### Your task
What lines of the data hold the string "Brief"? Pull each one out.

Dataset entries:
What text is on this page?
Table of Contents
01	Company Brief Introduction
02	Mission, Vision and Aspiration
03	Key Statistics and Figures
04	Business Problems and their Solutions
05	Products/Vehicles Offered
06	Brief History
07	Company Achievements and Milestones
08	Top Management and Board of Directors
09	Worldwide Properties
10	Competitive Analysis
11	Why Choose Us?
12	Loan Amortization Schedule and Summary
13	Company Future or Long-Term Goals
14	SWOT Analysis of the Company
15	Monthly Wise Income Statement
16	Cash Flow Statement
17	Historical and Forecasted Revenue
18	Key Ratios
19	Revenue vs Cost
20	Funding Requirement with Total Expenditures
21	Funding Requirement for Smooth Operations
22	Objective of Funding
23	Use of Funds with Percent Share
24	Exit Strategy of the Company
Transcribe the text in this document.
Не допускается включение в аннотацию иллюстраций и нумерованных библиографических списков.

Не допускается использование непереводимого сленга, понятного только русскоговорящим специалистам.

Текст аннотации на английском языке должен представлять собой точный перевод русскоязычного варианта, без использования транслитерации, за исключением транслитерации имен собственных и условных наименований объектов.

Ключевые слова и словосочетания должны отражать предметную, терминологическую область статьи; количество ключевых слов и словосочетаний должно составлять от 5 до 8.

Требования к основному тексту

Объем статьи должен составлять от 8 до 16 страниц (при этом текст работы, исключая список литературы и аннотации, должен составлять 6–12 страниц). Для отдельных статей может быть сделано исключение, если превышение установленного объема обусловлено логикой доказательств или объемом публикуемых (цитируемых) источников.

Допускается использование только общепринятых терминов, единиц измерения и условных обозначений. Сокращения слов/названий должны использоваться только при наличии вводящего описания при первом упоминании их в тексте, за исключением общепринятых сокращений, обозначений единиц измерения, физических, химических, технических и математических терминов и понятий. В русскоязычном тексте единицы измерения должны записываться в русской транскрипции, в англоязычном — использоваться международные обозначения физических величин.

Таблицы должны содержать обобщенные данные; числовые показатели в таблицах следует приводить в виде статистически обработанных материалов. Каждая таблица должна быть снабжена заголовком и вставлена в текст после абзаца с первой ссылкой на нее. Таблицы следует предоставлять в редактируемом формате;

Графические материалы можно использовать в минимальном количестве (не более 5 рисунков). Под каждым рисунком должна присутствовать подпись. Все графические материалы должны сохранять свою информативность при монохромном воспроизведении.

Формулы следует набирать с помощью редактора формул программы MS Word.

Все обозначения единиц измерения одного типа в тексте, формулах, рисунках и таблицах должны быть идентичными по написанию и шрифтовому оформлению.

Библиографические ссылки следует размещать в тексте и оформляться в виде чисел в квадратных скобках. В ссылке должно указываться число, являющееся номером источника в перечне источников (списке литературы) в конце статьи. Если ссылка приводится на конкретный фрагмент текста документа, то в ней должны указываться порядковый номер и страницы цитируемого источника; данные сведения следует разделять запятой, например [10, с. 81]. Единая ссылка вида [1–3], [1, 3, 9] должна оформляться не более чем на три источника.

### Result of this task
01	Company Brief Introduction
06	Brief History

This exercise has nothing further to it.